- Prompt
Say how many lines contain the word "TradingView" and give no other text.

[Items from a data source]
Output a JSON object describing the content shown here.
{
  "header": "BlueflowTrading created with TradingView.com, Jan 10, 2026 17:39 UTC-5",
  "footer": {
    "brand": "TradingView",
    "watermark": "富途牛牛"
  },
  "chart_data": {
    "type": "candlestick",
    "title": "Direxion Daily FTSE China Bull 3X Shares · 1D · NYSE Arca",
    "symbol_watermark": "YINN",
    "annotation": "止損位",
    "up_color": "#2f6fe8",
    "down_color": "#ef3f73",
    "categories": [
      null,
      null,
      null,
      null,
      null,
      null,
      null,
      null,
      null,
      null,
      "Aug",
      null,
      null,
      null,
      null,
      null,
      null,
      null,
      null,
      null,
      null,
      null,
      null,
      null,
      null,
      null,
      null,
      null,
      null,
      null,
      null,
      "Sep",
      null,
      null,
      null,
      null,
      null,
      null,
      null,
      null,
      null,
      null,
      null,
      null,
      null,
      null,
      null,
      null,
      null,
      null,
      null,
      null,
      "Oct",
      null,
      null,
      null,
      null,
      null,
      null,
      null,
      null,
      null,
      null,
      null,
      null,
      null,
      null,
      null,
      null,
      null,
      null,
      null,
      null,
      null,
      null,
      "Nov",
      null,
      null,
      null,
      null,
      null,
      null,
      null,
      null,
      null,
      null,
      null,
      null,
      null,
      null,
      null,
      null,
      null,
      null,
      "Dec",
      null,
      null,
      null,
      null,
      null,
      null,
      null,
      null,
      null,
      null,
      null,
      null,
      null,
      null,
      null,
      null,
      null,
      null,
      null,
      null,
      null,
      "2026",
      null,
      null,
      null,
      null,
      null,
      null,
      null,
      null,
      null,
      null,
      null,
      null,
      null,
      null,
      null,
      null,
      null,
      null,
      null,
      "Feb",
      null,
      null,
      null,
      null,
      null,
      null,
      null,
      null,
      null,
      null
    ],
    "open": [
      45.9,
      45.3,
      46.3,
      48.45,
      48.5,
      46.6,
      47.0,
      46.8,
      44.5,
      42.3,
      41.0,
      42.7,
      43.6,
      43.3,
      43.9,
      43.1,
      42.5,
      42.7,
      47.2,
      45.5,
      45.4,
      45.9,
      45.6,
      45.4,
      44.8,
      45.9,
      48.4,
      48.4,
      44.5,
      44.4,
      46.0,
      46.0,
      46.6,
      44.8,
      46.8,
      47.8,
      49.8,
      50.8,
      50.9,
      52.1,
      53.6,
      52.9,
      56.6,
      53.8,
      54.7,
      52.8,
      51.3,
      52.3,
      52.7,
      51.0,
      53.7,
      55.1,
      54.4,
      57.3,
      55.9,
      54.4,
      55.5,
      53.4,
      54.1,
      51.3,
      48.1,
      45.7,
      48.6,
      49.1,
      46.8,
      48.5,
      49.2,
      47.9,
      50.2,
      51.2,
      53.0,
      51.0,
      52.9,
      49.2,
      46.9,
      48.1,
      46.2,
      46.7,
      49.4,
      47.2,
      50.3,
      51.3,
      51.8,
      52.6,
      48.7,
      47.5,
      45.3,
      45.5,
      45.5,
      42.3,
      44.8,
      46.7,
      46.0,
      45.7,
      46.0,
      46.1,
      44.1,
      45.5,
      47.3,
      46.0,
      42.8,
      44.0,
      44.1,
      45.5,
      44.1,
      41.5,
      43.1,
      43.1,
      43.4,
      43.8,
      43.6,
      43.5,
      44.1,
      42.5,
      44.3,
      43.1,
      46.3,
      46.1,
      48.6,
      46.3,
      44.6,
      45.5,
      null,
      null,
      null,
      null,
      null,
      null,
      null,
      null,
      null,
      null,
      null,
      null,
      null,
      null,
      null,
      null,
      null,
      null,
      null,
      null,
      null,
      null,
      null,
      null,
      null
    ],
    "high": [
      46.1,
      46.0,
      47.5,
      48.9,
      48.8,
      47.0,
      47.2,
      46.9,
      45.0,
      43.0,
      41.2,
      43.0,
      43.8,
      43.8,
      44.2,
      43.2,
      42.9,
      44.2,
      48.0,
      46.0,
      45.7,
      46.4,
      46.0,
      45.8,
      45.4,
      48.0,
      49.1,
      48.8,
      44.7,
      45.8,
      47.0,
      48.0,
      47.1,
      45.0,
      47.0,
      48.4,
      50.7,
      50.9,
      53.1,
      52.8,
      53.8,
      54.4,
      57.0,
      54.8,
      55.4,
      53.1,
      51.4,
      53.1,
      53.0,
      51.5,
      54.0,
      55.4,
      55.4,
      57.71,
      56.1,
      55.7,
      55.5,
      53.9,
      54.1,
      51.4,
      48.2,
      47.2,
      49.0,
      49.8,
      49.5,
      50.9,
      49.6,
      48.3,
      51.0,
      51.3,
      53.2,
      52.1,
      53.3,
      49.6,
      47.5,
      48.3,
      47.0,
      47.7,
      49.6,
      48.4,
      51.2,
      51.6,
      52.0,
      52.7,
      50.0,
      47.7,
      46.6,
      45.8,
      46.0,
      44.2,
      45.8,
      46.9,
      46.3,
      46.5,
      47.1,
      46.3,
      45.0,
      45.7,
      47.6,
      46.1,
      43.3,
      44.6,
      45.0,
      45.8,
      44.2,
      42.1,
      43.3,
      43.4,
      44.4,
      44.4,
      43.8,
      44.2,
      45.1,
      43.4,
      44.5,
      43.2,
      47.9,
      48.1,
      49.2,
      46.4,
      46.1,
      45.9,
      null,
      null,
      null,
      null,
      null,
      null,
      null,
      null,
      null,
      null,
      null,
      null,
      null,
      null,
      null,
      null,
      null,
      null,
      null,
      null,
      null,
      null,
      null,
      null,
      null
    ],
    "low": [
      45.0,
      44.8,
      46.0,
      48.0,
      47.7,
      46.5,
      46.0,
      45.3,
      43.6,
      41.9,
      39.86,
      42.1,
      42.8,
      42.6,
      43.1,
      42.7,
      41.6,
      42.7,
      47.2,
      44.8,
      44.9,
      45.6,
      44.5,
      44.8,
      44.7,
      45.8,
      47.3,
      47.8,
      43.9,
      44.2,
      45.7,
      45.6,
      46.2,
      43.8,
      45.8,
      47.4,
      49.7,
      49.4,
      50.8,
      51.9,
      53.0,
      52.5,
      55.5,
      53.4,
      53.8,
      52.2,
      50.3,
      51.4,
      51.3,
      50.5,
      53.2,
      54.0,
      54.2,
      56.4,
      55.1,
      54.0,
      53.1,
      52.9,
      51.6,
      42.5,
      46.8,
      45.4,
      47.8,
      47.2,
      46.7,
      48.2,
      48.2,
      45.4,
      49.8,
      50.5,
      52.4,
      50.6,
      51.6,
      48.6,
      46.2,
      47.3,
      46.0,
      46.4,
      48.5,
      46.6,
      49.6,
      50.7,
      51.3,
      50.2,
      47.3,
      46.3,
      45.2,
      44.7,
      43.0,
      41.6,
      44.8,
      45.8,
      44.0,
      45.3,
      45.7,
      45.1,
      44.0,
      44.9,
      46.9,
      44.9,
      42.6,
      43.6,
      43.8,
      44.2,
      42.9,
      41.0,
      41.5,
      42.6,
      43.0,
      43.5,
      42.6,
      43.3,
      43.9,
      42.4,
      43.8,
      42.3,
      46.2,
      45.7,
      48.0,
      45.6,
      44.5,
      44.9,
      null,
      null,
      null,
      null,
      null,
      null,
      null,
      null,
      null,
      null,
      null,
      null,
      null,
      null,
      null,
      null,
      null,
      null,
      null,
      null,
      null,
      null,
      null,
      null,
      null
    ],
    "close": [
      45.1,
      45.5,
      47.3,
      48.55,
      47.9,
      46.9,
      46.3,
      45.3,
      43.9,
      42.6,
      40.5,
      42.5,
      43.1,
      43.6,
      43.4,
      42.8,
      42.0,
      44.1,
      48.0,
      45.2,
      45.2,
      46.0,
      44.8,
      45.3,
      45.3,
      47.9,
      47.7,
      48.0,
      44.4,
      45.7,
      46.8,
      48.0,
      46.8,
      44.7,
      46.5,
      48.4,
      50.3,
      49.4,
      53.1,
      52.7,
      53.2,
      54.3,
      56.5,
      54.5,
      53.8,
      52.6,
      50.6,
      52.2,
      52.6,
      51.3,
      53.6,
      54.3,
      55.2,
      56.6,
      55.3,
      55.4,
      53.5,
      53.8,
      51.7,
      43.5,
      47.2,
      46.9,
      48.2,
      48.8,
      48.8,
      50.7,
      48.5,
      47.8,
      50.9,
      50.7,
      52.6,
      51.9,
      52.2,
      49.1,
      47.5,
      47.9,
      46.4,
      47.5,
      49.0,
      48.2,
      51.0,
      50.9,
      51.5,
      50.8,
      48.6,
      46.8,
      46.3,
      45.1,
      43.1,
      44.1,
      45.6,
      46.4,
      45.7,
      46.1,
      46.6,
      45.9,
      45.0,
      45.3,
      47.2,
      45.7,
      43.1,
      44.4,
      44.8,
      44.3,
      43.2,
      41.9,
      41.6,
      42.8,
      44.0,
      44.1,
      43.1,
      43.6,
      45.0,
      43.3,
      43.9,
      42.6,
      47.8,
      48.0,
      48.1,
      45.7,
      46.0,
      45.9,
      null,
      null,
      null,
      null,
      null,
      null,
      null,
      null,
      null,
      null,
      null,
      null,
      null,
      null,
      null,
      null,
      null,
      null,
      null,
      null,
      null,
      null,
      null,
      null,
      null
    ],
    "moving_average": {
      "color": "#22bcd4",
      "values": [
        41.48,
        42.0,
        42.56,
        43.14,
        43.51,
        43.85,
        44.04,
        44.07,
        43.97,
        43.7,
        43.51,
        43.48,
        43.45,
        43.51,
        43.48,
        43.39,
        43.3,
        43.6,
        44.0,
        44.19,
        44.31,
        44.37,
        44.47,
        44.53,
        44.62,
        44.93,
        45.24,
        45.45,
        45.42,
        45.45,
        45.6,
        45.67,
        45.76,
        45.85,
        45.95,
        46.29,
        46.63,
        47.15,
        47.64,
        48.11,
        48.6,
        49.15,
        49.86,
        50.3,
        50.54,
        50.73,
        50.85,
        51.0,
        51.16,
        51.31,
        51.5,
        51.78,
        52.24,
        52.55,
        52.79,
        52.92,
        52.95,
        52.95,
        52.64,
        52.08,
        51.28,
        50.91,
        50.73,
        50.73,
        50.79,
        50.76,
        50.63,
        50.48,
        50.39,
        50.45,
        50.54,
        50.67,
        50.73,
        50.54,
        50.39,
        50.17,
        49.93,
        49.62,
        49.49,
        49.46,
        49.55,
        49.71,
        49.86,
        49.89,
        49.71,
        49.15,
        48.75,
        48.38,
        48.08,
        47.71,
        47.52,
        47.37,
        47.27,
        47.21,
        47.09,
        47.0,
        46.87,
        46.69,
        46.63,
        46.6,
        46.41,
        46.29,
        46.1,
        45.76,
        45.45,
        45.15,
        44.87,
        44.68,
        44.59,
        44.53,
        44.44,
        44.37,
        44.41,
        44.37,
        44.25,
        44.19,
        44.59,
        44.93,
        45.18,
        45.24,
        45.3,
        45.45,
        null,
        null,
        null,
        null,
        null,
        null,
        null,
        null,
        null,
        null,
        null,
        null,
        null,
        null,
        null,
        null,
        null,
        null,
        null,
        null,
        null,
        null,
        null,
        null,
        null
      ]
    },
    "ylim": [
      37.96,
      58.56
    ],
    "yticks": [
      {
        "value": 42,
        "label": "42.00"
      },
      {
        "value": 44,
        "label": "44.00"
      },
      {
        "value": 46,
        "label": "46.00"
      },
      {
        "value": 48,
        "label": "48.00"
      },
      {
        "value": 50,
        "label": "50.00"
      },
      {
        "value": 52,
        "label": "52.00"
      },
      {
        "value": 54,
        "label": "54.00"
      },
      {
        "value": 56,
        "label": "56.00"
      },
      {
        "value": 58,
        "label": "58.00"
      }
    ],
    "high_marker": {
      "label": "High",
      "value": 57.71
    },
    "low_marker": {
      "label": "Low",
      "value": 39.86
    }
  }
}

- Final result
2